(SUPPLIED DATA):
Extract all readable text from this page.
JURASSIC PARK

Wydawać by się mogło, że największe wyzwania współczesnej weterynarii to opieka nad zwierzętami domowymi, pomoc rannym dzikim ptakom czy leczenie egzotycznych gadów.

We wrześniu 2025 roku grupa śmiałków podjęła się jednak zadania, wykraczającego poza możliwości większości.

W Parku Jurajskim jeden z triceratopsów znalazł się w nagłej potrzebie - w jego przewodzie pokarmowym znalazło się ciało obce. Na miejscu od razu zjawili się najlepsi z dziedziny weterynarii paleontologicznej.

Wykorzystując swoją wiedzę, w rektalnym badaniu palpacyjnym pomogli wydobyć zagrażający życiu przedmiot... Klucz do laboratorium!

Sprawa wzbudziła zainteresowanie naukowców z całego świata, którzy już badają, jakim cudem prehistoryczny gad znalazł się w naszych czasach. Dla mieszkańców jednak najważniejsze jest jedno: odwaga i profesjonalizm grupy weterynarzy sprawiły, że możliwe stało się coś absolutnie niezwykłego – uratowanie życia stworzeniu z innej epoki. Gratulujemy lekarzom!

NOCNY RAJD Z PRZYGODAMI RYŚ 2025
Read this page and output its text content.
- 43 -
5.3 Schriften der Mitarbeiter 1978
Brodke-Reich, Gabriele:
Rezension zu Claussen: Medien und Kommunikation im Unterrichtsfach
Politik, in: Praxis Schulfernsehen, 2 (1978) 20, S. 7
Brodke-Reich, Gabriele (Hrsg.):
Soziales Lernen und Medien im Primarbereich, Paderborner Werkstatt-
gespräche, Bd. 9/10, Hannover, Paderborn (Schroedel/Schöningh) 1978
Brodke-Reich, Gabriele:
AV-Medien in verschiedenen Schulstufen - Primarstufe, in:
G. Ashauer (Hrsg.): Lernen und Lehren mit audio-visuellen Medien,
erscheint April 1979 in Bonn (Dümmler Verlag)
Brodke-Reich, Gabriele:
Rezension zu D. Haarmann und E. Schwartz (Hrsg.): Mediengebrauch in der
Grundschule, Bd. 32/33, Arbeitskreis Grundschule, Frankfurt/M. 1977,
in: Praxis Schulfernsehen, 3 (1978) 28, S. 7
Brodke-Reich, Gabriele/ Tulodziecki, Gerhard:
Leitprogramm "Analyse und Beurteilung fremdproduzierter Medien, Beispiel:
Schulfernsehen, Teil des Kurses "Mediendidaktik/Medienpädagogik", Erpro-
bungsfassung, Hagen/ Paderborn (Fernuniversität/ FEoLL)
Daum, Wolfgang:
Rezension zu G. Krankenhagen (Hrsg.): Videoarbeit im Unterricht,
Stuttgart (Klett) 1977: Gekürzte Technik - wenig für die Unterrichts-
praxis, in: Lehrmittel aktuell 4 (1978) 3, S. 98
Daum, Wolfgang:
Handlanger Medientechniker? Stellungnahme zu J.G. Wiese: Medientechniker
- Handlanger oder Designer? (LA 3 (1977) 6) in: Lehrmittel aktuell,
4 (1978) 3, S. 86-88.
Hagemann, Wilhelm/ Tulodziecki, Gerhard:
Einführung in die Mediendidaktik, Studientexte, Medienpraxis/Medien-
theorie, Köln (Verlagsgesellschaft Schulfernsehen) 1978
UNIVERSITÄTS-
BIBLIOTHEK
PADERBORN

(EXERCISE): Extract the complete set of records unchanged.

(TASK SOLUTION):
Extract all readable text from this page.
JURASSIC PARK

Wydawać by się mogło, że największe wyzwania współczesnej weterynarii to opieka nad zwierzętami domowymi, pomoc rannym dzikim ptakom czy leczenie egzotycznych gadów.

We wrześniu 2025 roku grupa śmiałków podjęła się jednak zadania, wykraczającego poza możliwości większości.

W Parku Jurajskim jeden z triceratopsów znalazł się w nagłej potrzebie - w jego przewodzie pokarmowym znalazło się ciało obce. Na miejscu od razu zjawili się najlepsi z dziedziny weterynarii paleontologicznej.

Wykorzystując swoją wiedzę, w rektalnym badaniu palpacyjnym pomogli wydobyć zagrażający życiu przedmiot... Klucz do laboratorium!

Sprawa wzbudziła zainteresowanie naukowców z całego świata, którzy już badają, jakim cudem prehistoryczny gad znalazł się w naszych czasach. Dla mieszkańców jednak najważniejsze jest jedno: odwaga i profesjonalizm grupy weterynarzy sprawiły, że możliwe stało się coś absolutnie niezwykłego – uratowanie życia stworzeniu z innej epoki. Gratulujemy lekarzom!

NOCNY RAJD Z PRZYGODAMI RYŚ 2025
Read this page and output its text content.
- 43 -
5.3 Schriften der Mitarbeiter 1978
Brodke-Reich, Gabriele:
Rezension zu Claussen: Medien und Kommunikation im Unterrichtsfach
Politik, in: Praxis Schulfernsehen, 2 (1978) 20, S. 7
Brodke-Reich, Gabriele (Hrsg.):
Soziales Lernen und Medien im Primarbereich, Paderborner Werkstatt-
gespräche, Bd. 9/10, Hannover, Paderborn (Schroedel/Schöningh) 1978
Brodke-Reich, Gabriele:
AV-Medien in verschiedenen Schulstufen - Primarstufe, in:
G. Ashauer (Hrsg.): Lernen und Lehren mit audio-visuellen Medien,
erscheint April 1979 in Bonn (Dümmler Verlag)
Brodke-Reich, Gabriele:
Rezension zu D. Haarmann und E. Schwartz (Hrsg.): Mediengebrauch in der
Grundschule, Bd. 32/33, Arbeitskreis Grundschule, Frankfurt/M. 1977,
in: Praxis Schulfernsehen, 3 (1978) 28, S. 7
Brodke-Reich, Gabriele/ Tulodziecki, Gerhard:
Leitprogramm "Analyse und Beurteilung fremdproduzierter Medien, Beispiel:
Schulfernsehen, Teil des Kurses "Mediendidaktik/Medienpädagogik", Erpro-
bungsfassung, Hagen/ Paderborn (Fernuniversität/ FEoLL)
Daum, Wolfgang:
Rezension zu G. Krankenhagen (Hrsg.): Videoarbeit im Unterricht,
Stuttgart (Klett) 1977: Gekürzte Technik - wenig für die Unterrichts-
praxis, in: Lehrmittel aktuell 4 (1978) 3, S. 98
Daum, Wolfgang:
Handlanger Medientechniker? Stellungnahme zu J.G. Wiese: Medientechniker
- Handlanger oder Designer? (LA 3 (1977) 6) in: Lehrmittel aktuell,
4 (1978) 3, S. 86-88.
Hagemann, Wilhelm/ Tulodziecki, Gerhard:
Einführung in die Mediendidaktik, Studientexte, Medienpraxis/Medien-
theorie, Köln (Verlagsgesellschaft Schulfernsehen) 1978
UNIVERSITÄTS-
BIBLIOTHEK
PADERBORN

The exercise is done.